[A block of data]
:::

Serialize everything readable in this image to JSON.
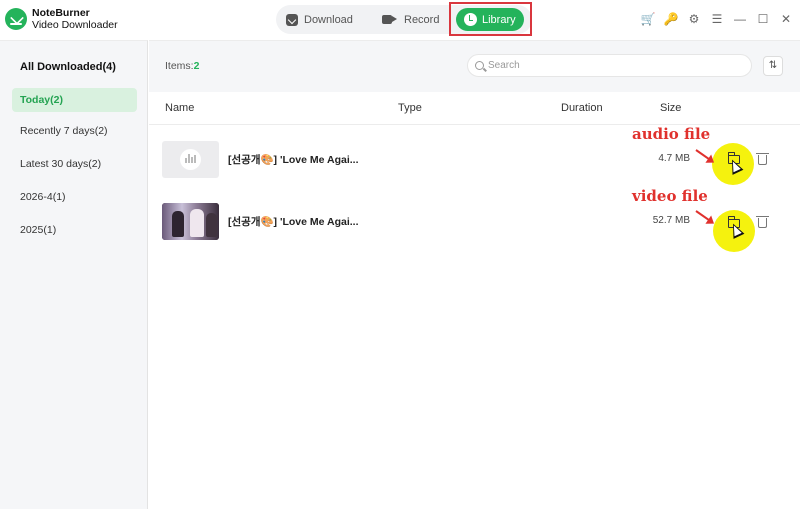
{
  "app": {
    "name_line1": "NoteBurner",
    "name_line2": "Video Downloader"
  },
  "nav": {
    "download": "Download",
    "record": "Record",
    "library": "Library",
    "active": "Library"
  },
  "window_icons": [
    "cart-icon",
    "key-icon",
    "gear-icon",
    "menu-icon",
    "minimize-icon",
    "maximize-icon",
    "close-icon"
  ],
  "sidebar": {
    "items": [
      {
        "label": "All Downloaded(4)"
      },
      {
        "label": "Today(2)",
        "selected": true
      },
      {
        "label": "Recently 7 days(2)"
      },
      {
        "label": "Latest 30 days(2)"
      },
      {
        "label": "2026-4(1)"
      },
      {
        "label": "2025(1)"
      }
    ]
  },
  "toolbar": {
    "items_label": "Items:",
    "items_count": "2",
    "search_placeholder": "Search"
  },
  "table": {
    "columns": [
      "Name",
      "Type",
      "Duration",
      "Size"
    ],
    "rows": [
      {
        "title": "[선공개🎨] 'Love Me Agai...",
        "type": "",
        "duration": "",
        "size": "4.7 MB",
        "thumb": "audio"
      },
      {
        "title": "[선공개🎨] 'Love Me Agai...",
        "type": "",
        "duration": "",
        "size": "52.7 MB",
        "thumb": "video"
      }
    ]
  },
  "annotations": {
    "audio": "audio file",
    "video": "video file"
  },
  "colors": {
    "accent": "#24b35b",
    "annotation": "#e0312d",
    "highlight": "#f5f20e",
    "selection_box": "#d9363e"
  }
}
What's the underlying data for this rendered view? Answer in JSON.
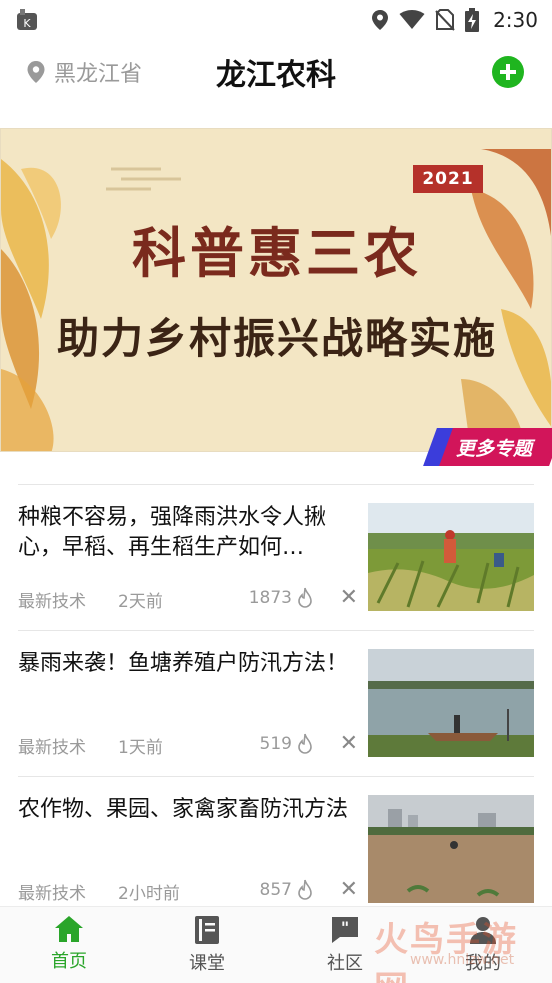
{
  "status_bar": {
    "time": "2:30",
    "icons": [
      "app-icon",
      "location-icon",
      "wifi-icon",
      "no-sim-icon",
      "battery-charging-icon"
    ]
  },
  "header": {
    "location": "黑龙江省",
    "title": "龙江农科",
    "add_icon": "plus-circle-icon"
  },
  "banner": {
    "year": "2021",
    "headline_main": "科普惠三农",
    "headline_sub": "助力乡村振兴战略实施",
    "more_label": "更多专题"
  },
  "news": [
    {
      "title": "种粮不容易，强降雨洪水令人揪心，早稻、再生稻生产如何…",
      "category": "最新技术",
      "time": "2天前",
      "views": "1873"
    },
    {
      "title": "暴雨来袭！鱼塘养殖户防汛方法！",
      "category": "最新技术",
      "time": "1天前",
      "views": "519"
    },
    {
      "title": "农作物、果园、家禽家畜防汛方法",
      "category": "最新技术",
      "time": "2小时前",
      "views": "857"
    }
  ],
  "bottom_nav": [
    {
      "label": "首页",
      "icon": "home-icon",
      "active": true
    },
    {
      "label": "课堂",
      "icon": "book-icon",
      "active": false
    },
    {
      "label": "社区",
      "icon": "chat-quote-icon",
      "active": false
    },
    {
      "label": "我的",
      "icon": "user-icon",
      "active": false
    }
  ],
  "watermark": {
    "text": "火鸟手游网",
    "sub": "www.hnlzw.net"
  },
  "colors": {
    "accent": "#2aa52a",
    "add_button": "#1fb51f",
    "banner_red": "#b5312a",
    "more_tag": "#d2155a"
  }
}
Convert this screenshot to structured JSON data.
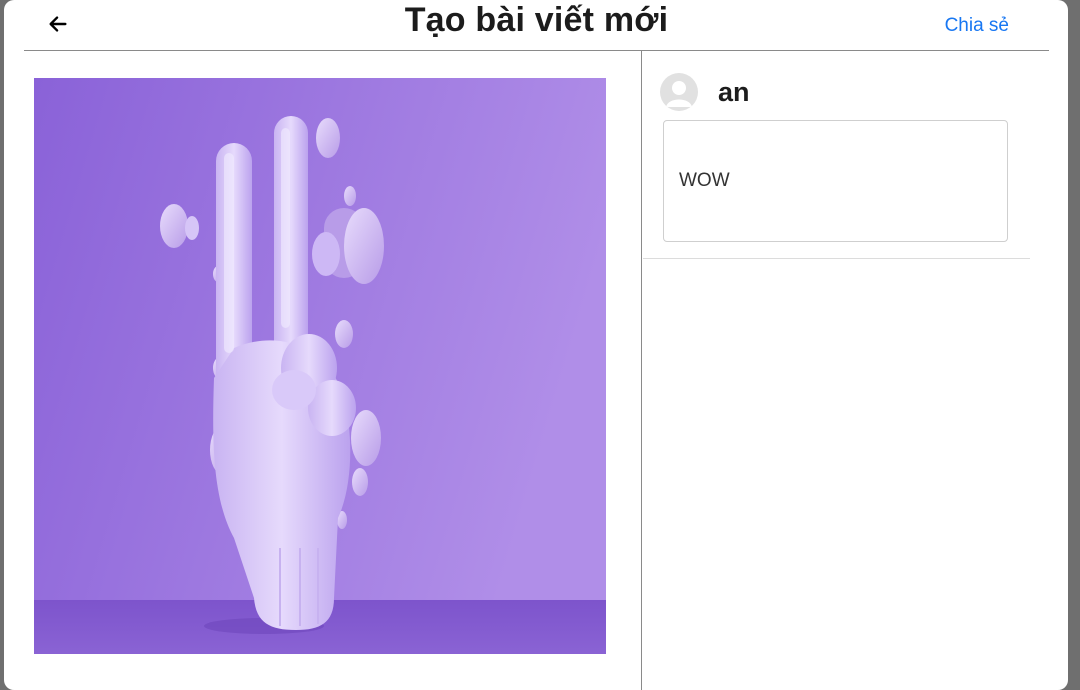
{
  "dialog": {
    "title": "Tạo bài viết mới",
    "share_label": "Chia sẻ"
  },
  "icons": {
    "back": "arrow-left-icon",
    "avatar": "user-avatar-icon"
  },
  "author": {
    "name": "an"
  },
  "caption": {
    "value": "WOW"
  },
  "colors": {
    "share_link": "#1877f2",
    "image_background": "#9a7ae0"
  }
}
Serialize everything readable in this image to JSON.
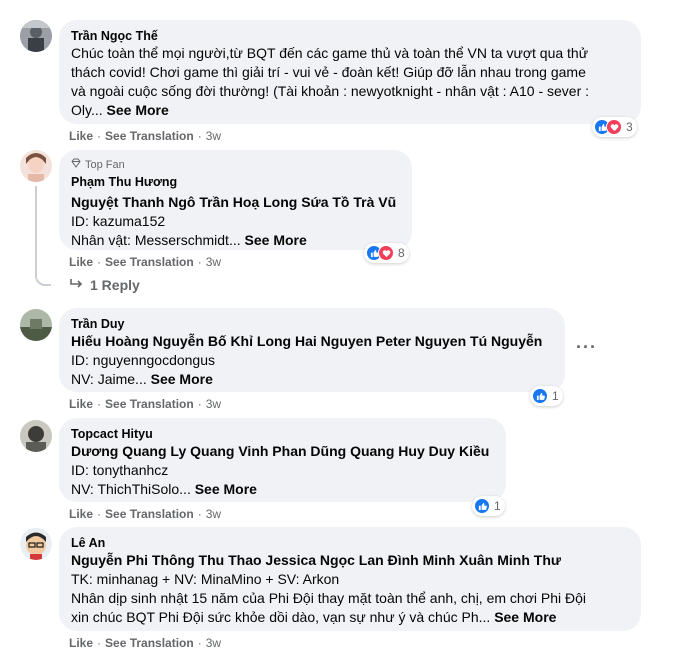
{
  "comments": [
    {
      "author": "Trần Ngọc Thế",
      "lines": [
        "Chúc toàn thể mọi người,từ BQT đến các game thủ và toàn thể VN ta vượt qua thử",
        "thách covid! Chơi game thì giải trí - vui vẻ - đoàn kết! Giúp đỡ lẫn nhau trong game",
        "và ngoài cuộc sống đời thường! (Tài khoản : newyotknight - nhân vật : A10 - sever :",
        "Oly..."
      ],
      "see_more": "See More",
      "like": "Like",
      "translate": "See Translation",
      "time": "3w",
      "reaction_count": "3"
    },
    {
      "badge": "Top Fan",
      "author": "Phạm Thu Hương",
      "lines": [
        "Nguyệt Thanh Ngô Trần Hoạ Long Sứa Tồ Trà Vũ",
        "ID: kazuma152",
        "Nhân vật: Messerschmidt..."
      ],
      "see_more": "See More",
      "like": "Like",
      "translate": "See Translation",
      "time": "3w",
      "reaction_count": "8",
      "replies_label": "1 Reply"
    },
    {
      "author": "Trần Duy",
      "lines": [
        "Hiếu Hoàng Nguyễn Bố Khỉ Long Hai Nguyen Peter Nguyen Tú Nguyễn",
        "ID: nguyenngocdongus",
        "NV: Jaime..."
      ],
      "see_more": "See More",
      "like": "Like",
      "translate": "See Translation",
      "time": "3w",
      "reaction_count": "1",
      "more_label": "···"
    },
    {
      "author": "Topcact Hityu",
      "lines": [
        "Dương Quang Ly Quang Vinh Phan Dũng Quang Huy Duy Kiều",
        "ID: tonythanhcz",
        "NV: ThichThiSolo..."
      ],
      "see_more": "See More",
      "like": "Like",
      "translate": "See Translation",
      "time": "3w",
      "reaction_count": "1"
    },
    {
      "author": "Lê An",
      "lines": [
        "Nguyễn Phi Thông Thu Thao Jessica Ngọc Lan Đình Minh Xuân Minh Thư",
        "TK: minhanag + NV: MinaMino + SV: Arkon",
        "Nhân dịp sinh nhật 15 năm của Phi Đội thay mặt toàn thể anh, chị, em chơi Phi Đội",
        "xin chúc BQT Phi Đội sức khỏe dồi dào, vạn sự như ý và chúc Ph..."
      ],
      "see_more": "See More",
      "like": "Like",
      "translate": "See Translation",
      "time": "3w"
    }
  ],
  "colors": {
    "bubble": "#f0f2f5",
    "like": "#1877f2",
    "love": "#f33e58",
    "meta": "#65676b"
  },
  "icons": {
    "like": "thumbs-up-icon",
    "love": "heart-icon",
    "badge": "diamond-icon",
    "reply": "reply-arrow-icon",
    "more": "more-dots-icon"
  }
}
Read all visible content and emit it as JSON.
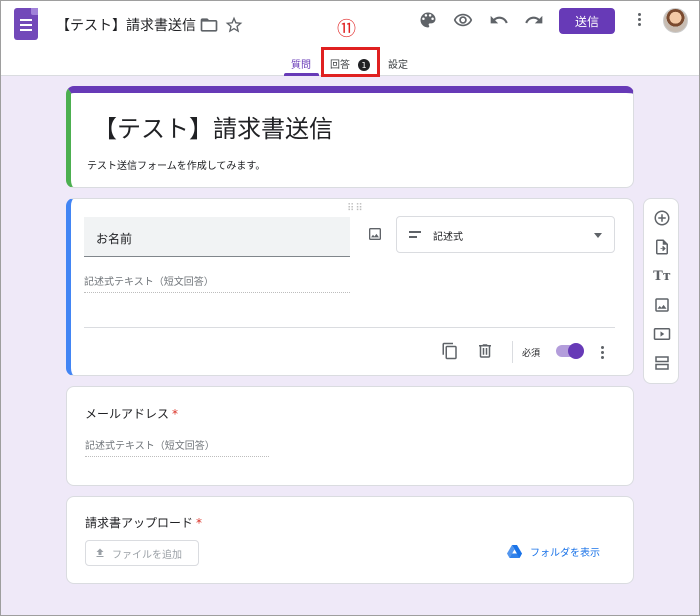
{
  "header": {
    "doc_title": "【テスト】請求書送信",
    "send_label": "送信",
    "icons": [
      "forms-app-icon",
      "folder-icon",
      "star-icon",
      "palette-icon",
      "eye-icon",
      "undo-icon",
      "redo-icon",
      "more-vert-icon"
    ]
  },
  "tabs": [
    {
      "label": "質問",
      "active": true
    },
    {
      "label": "回答",
      "badge": "1"
    },
    {
      "label": "設定"
    }
  ],
  "annotation": {
    "callout": "⑪"
  },
  "form": {
    "title": "【テスト】請求書送信",
    "description": "テスト送信フォームを作成してみます。"
  },
  "question_editing": {
    "title_value": "お名前",
    "type_label": "記述式",
    "answer_placeholder": "記述式テキスト（短文回答）",
    "required_label": "必須",
    "required": true
  },
  "question_email": {
    "title": "メールアドレス",
    "required_mark": "*",
    "answer_placeholder": "記述式テキスト（短文回答）"
  },
  "question_upload": {
    "title": "請求書アップロード",
    "required_mark": "*",
    "button_label": "ファイルを追加",
    "folder_link": "フォルダを表示"
  },
  "colors": {
    "accent": "#673ab7",
    "background": "#efe9f8",
    "annotation_red": "#e02020",
    "link": "#1a73e8"
  }
}
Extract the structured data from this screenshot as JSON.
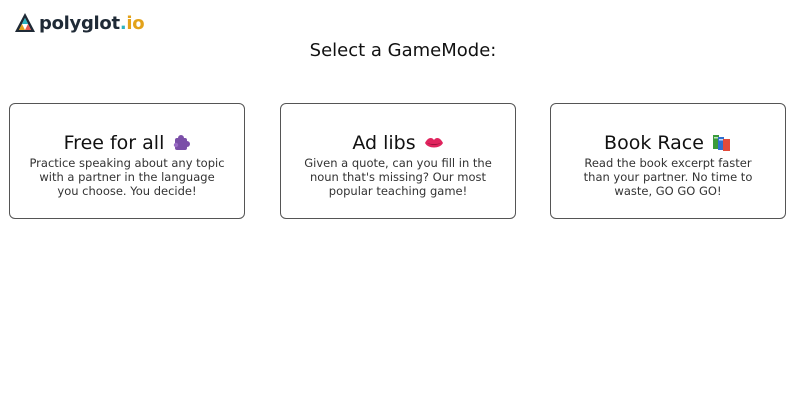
{
  "logo": {
    "text_main": "polygl",
    "text_o": "o",
    "text_t": "t",
    "text_dot": ".",
    "text_io": "io"
  },
  "page": {
    "title": "Select a GameMode:"
  },
  "modes": [
    {
      "title": "Free for all",
      "icon": "purple-puzzle-icon",
      "description": "Practice speaking about any topic with a partner in the language you choose. You decide!"
    },
    {
      "title": "Ad libs",
      "icon": "lips-icon",
      "description": "Given a quote, can you fill in the noun that's missing? Our most popular teaching game!"
    },
    {
      "title": "Book Race",
      "icon": "books-icon",
      "description": "Read the book excerpt faster than your partner. No time to waste, GO GO GO!"
    }
  ],
  "colors": {
    "logo_dark": "#1f2a36",
    "logo_teal": "#2bb3c0",
    "logo_gold": "#e3a21a",
    "card_border": "#555555"
  }
}
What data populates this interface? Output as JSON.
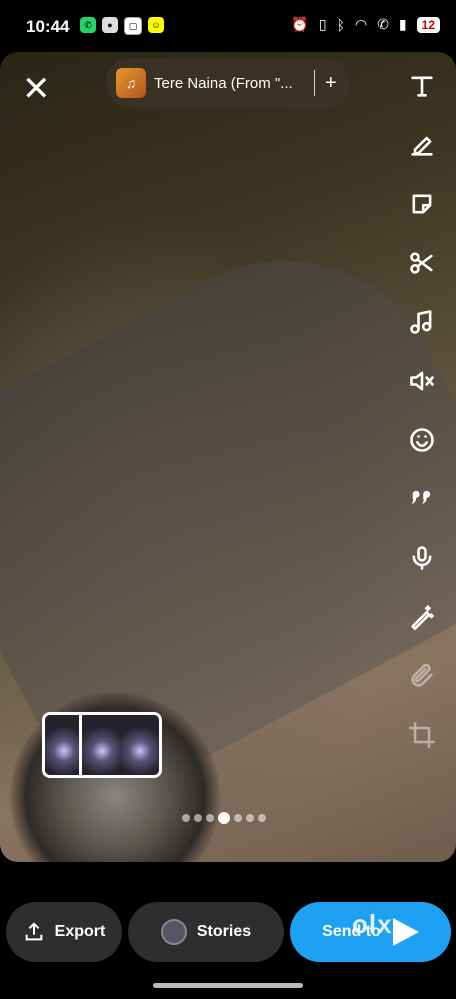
{
  "status": {
    "time": "10:44",
    "battery": "12",
    "left_icons": [
      "whatsapp-icon",
      "chat-icon",
      "app-icon",
      "snapchat-icon"
    ],
    "right_icons": [
      "alarm-icon",
      "vibrate-icon",
      "bluetooth-icon",
      "wifi-icon",
      "call-icon",
      "signal-icon"
    ]
  },
  "music": {
    "title": "Tere Naina (From \"...",
    "plus": "+"
  },
  "toolbar": {
    "items": [
      "text-tool",
      "draw-tool",
      "sticker-tool",
      "scissors-tool",
      "music-tool",
      "mute-tool",
      "emoji-tool",
      "quote-tool",
      "voice-tool",
      "magic-tool",
      "attach-tool",
      "crop-tool"
    ]
  },
  "pager": {
    "count": 7,
    "active_index": 3
  },
  "bottom": {
    "export_label": "Export",
    "stories_label": "Stories",
    "send_label": "Send to"
  },
  "watermark": "olx"
}
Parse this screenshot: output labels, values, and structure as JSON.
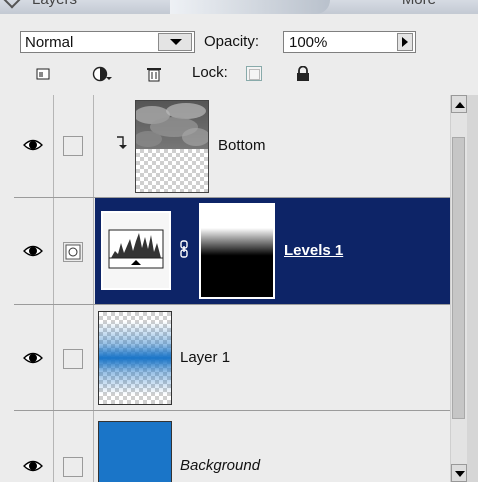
{
  "panel": {
    "title": "Layers",
    "more": "More"
  },
  "blend": {
    "mode": "Normal"
  },
  "opacity": {
    "label": "Opacity:",
    "value": "100%"
  },
  "lock": {
    "label": "Lock:"
  },
  "layers": [
    {
      "name": "Bottom",
      "type": "clipped-cloud"
    },
    {
      "name": "Levels 1",
      "type": "adjustment",
      "selected": true
    },
    {
      "name": "Layer 1",
      "type": "gradient"
    },
    {
      "name": "Background",
      "type": "fill",
      "locked": true
    }
  ],
  "colors": {
    "selection": "#0d2467",
    "blue": "#1a75c8",
    "panel": "#ececec"
  }
}
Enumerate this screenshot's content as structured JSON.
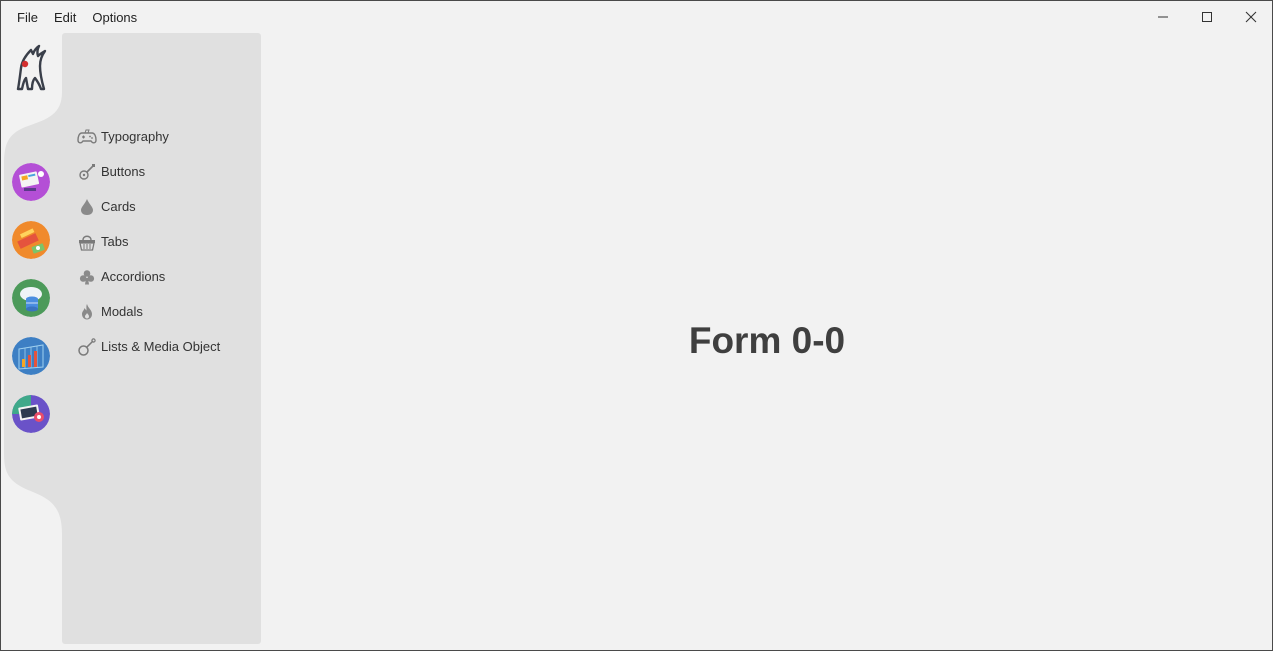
{
  "menubar": {
    "items": [
      "File",
      "Edit",
      "Options"
    ]
  },
  "window_controls": {
    "minimize": "minimize-icon",
    "maximize": "maximize-icon",
    "close": "close-icon"
  },
  "rail": {
    "logo": "duke-mascot-logo",
    "apps": [
      {
        "icon": "design-monitor-icon",
        "color": "#b44fd6"
      },
      {
        "icon": "charts-cash-icon",
        "color": "#f08a2c"
      },
      {
        "icon": "cloud-database-icon",
        "color": "#4c9a5a"
      },
      {
        "icon": "analytics-grid-icon",
        "color": "#3d7fc4"
      },
      {
        "icon": "desktop-settings-icon",
        "color": "#6a52c8"
      }
    ]
  },
  "sidebar": {
    "items": [
      {
        "label": "Typography",
        "icon": "gamepad-icon"
      },
      {
        "label": "Buttons",
        "icon": "guitar-icon"
      },
      {
        "label": "Cards",
        "icon": "drop-icon"
      },
      {
        "label": "Tabs",
        "icon": "basket-icon"
      },
      {
        "label": "Accordions",
        "icon": "club-icon"
      },
      {
        "label": "Modals",
        "icon": "fire-icon"
      },
      {
        "label": "Lists & Media Object",
        "icon": "link-icon"
      }
    ]
  },
  "main": {
    "title": "Form 0-0"
  }
}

:::

#### REQUIRED TASK
Pull out every line of the records above that contains the word "badge".

#### EXERCISE OUTPUT
      "badge": "Top Fan",
    "badge": "diamond-icon",
      "badge": "1"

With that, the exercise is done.